Material provided:
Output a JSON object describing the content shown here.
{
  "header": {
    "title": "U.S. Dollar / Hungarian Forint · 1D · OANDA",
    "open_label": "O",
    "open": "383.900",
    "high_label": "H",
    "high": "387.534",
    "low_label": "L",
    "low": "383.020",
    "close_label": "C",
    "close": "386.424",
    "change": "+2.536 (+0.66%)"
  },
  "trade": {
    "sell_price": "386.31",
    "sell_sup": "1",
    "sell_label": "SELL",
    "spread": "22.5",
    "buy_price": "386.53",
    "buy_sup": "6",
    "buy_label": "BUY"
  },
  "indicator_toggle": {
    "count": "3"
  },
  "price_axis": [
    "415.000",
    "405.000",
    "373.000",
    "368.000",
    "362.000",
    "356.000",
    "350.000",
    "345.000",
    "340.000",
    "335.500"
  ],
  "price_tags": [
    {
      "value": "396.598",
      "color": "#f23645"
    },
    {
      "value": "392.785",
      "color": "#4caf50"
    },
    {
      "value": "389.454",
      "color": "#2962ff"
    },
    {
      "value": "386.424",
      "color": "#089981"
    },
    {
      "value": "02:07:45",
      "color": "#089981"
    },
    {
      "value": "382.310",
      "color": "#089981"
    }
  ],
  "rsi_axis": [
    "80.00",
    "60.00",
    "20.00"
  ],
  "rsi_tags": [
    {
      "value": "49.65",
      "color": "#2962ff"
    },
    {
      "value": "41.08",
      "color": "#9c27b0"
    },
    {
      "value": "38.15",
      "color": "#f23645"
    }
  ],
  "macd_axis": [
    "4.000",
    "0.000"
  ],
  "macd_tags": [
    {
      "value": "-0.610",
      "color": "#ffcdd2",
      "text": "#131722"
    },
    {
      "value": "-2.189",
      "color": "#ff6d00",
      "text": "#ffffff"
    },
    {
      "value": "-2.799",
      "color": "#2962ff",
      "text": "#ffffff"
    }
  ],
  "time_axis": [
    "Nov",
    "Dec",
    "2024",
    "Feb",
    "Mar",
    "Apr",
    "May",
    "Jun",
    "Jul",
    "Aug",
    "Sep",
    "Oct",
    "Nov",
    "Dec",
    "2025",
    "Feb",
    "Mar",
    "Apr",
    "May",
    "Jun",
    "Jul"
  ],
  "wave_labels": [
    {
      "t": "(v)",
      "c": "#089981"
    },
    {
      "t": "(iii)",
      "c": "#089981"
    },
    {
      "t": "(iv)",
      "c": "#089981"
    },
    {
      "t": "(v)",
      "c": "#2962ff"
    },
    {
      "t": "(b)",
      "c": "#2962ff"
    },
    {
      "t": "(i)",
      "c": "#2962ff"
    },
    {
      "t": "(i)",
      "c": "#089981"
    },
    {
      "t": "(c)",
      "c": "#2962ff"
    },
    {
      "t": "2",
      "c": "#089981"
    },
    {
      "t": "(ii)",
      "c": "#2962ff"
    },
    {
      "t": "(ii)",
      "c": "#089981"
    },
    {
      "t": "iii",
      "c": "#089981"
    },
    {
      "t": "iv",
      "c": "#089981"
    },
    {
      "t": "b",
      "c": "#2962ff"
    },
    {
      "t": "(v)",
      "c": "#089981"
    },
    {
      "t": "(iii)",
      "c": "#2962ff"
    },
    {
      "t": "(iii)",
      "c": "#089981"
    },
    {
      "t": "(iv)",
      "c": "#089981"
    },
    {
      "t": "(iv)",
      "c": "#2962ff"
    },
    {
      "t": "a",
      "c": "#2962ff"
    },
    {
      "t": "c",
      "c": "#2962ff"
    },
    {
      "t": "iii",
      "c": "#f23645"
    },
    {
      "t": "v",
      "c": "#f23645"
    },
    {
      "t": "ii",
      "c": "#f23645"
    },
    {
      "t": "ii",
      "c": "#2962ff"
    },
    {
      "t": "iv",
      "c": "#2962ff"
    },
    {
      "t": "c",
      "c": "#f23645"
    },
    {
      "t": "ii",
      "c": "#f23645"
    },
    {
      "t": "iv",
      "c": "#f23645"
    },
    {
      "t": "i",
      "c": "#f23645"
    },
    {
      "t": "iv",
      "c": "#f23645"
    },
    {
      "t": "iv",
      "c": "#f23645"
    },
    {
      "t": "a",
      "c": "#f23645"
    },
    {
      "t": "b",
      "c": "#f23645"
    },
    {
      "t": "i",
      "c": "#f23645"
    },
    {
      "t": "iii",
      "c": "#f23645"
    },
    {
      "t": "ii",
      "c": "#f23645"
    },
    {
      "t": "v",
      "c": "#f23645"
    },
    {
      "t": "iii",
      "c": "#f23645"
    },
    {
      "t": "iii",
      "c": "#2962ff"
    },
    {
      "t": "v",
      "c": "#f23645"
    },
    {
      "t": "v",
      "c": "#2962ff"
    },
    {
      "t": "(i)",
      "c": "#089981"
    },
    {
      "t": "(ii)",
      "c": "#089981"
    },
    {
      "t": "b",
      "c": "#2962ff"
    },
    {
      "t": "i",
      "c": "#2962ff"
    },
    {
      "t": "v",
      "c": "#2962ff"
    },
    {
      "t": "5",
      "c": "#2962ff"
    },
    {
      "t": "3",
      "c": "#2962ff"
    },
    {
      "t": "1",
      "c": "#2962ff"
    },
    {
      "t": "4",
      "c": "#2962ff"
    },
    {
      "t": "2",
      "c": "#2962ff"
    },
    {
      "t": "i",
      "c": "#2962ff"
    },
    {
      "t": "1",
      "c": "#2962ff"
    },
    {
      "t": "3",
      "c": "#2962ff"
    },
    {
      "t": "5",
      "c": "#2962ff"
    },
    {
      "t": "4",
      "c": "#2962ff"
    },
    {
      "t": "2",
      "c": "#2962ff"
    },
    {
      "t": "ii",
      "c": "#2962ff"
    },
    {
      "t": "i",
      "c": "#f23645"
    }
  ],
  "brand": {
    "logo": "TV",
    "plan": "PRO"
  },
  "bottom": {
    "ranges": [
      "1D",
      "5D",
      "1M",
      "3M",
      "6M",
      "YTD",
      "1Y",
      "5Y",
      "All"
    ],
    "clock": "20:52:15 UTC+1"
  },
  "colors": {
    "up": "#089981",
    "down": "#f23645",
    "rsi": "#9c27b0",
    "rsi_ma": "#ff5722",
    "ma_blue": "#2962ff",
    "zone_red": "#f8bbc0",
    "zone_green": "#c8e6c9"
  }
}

To do: Repeat each record exactly, leaving nothing out.

Complete output:
Output a JSON object describing the content shown here.
{
  "header": {
    "title": "U.S. Dollar / Hungarian Forint · 1D · OANDA",
    "open_label": "O",
    "open": "383.900",
    "high_label": "H",
    "high": "387.534",
    "low_label": "L",
    "low": "383.020",
    "close_label": "C",
    "close": "386.424",
    "change": "+2.536 (+0.66%)"
  },
  "trade": {
    "sell_price": "386.31",
    "sell_sup": "1",
    "sell_label": "SELL",
    "spread": "22.5",
    "buy_price": "386.53",
    "buy_sup": "6",
    "buy_label": "BUY"
  },
  "indicator_toggle": {
    "count": "3"
  },
  "price_axis": [
    "415.000",
    "405.000",
    "373.000",
    "368.000",
    "362.000",
    "356.000",
    "350.000",
    "345.000",
    "340.000",
    "335.500"
  ],
  "price_tags": [
    {
      "value": "396.598",
      "color": "#f23645"
    },
    {
      "value": "392.785",
      "color": "#4caf50"
    },
    {
      "value": "389.454",
      "color": "#2962ff"
    },
    {
      "value": "386.424",
      "color": "#089981"
    },
    {
      "value": "02:07:45",
      "color": "#089981"
    },
    {
      "value": "382.310",
      "color": "#089981"
    }
  ],
  "rsi_axis": [
    "80.00",
    "60.00",
    "20.00"
  ],
  "rsi_tags": [
    {
      "value": "49.65",
      "color": "#2962ff"
    },
    {
      "value": "41.08",
      "color": "#9c27b0"
    },
    {
      "value": "38.15",
      "color": "#f23645"
    }
  ],
  "macd_axis": [
    "4.000",
    "0.000"
  ],
  "macd_tags": [
    {
      "value": "-0.610",
      "color": "#ffcdd2",
      "text": "#131722"
    },
    {
      "value": "-2.189",
      "color": "#ff6d00",
      "text": "#ffffff"
    },
    {
      "value": "-2.799",
      "color": "#2962ff",
      "text": "#ffffff"
    }
  ],
  "time_axis": [
    "Nov",
    "Dec",
    "2024",
    "Feb",
    "Mar",
    "Apr",
    "May",
    "Jun",
    "Jul",
    "Aug",
    "Sep",
    "Oct",
    "Nov",
    "Dec",
    "2025",
    "Feb",
    "Mar",
    "Apr",
    "May",
    "Jun",
    "Jul"
  ],
  "wave_labels": [
    {
      "t": "(v)",
      "c": "#089981"
    },
    {
      "t": "(iii)",
      "c": "#089981"
    },
    {
      "t": "(iv)",
      "c": "#089981"
    },
    {
      "t": "(v)",
      "c": "#2962ff"
    },
    {
      "t": "(b)",
      "c": "#2962ff"
    },
    {
      "t": "(i)",
      "c": "#2962ff"
    },
    {
      "t": "(i)",
      "c": "#089981"
    },
    {
      "t": "(c)",
      "c": "#2962ff"
    },
    {
      "t": "2",
      "c": "#089981"
    },
    {
      "t": "(ii)",
      "c": "#2962ff"
    },
    {
      "t": "(ii)",
      "c": "#089981"
    },
    {
      "t": "iii",
      "c": "#089981"
    },
    {
      "t": "iv",
      "c": "#089981"
    },
    {
      "t": "b",
      "c": "#2962ff"
    },
    {
      "t": "(v)",
      "c": "#089981"
    },
    {
      "t": "(iii)",
      "c": "#2962ff"
    },
    {
      "t": "(iii)",
      "c": "#089981"
    },
    {
      "t": "(iv)",
      "c": "#089981"
    },
    {
      "t": "(iv)",
      "c": "#2962ff"
    },
    {
      "t": "a",
      "c": "#2962ff"
    },
    {
      "t": "c",
      "c": "#2962ff"
    },
    {
      "t": "iii",
      "c": "#f23645"
    },
    {
      "t": "v",
      "c": "#f23645"
    },
    {
      "t": "ii",
      "c": "#f23645"
    },
    {
      "t": "ii",
      "c": "#2962ff"
    },
    {
      "t": "iv",
      "c": "#2962ff"
    },
    {
      "t": "c",
      "c": "#f23645"
    },
    {
      "t": "ii",
      "c": "#f23645"
    },
    {
      "t": "iv",
      "c": "#f23645"
    },
    {
      "t": "i",
      "c": "#f23645"
    },
    {
      "t": "iv",
      "c": "#f23645"
    },
    {
      "t": "iv",
      "c": "#f23645"
    },
    {
      "t": "a",
      "c": "#f23645"
    },
    {
      "t": "b",
      "c": "#f23645"
    },
    {
      "t": "i",
      "c": "#f23645"
    },
    {
      "t": "iii",
      "c": "#f23645"
    },
    {
      "t": "ii",
      "c": "#f23645"
    },
    {
      "t": "v",
      "c": "#f23645"
    },
    {
      "t": "iii",
      "c": "#f23645"
    },
    {
      "t": "iii",
      "c": "#2962ff"
    },
    {
      "t": "v",
      "c": "#f23645"
    },
    {
      "t": "v",
      "c": "#2962ff"
    },
    {
      "t": "(i)",
      "c": "#089981"
    },
    {
      "t": "(ii)",
      "c": "#089981"
    },
    {
      "t": "b",
      "c": "#2962ff"
    },
    {
      "t": "i",
      "c": "#2962ff"
    },
    {
      "t": "v",
      "c": "#2962ff"
    },
    {
      "t": "5",
      "c": "#2962ff"
    },
    {
      "t": "3",
      "c": "#2962ff"
    },
    {
      "t": "1",
      "c": "#2962ff"
    },
    {
      "t": "4",
      "c": "#2962ff"
    },
    {
      "t": "2",
      "c": "#2962ff"
    },
    {
      "t": "i",
      "c": "#2962ff"
    },
    {
      "t": "1",
      "c": "#2962ff"
    },
    {
      "t": "3",
      "c": "#2962ff"
    },
    {
      "t": "5",
      "c": "#2962ff"
    },
    {
      "t": "4",
      "c": "#2962ff"
    },
    {
      "t": "2",
      "c": "#2962ff"
    },
    {
      "t": "ii",
      "c": "#2962ff"
    },
    {
      "t": "i",
      "c": "#f23645"
    }
  ],
  "brand": {
    "logo": "TV",
    "plan": "PRO"
  },
  "bottom": {
    "ranges": [
      "1D",
      "5D",
      "1M",
      "3M",
      "6M",
      "YTD",
      "1Y",
      "5Y",
      "All"
    ],
    "clock": "20:52:15 UTC+1"
  },
  "colors": {
    "up": "#089981",
    "down": "#f23645",
    "rsi": "#9c27b0",
    "rsi_ma": "#ff5722",
    "ma_blue": "#2962ff",
    "zone_red": "#f8bbc0",
    "zone_green": "#c8e6c9"
  }
}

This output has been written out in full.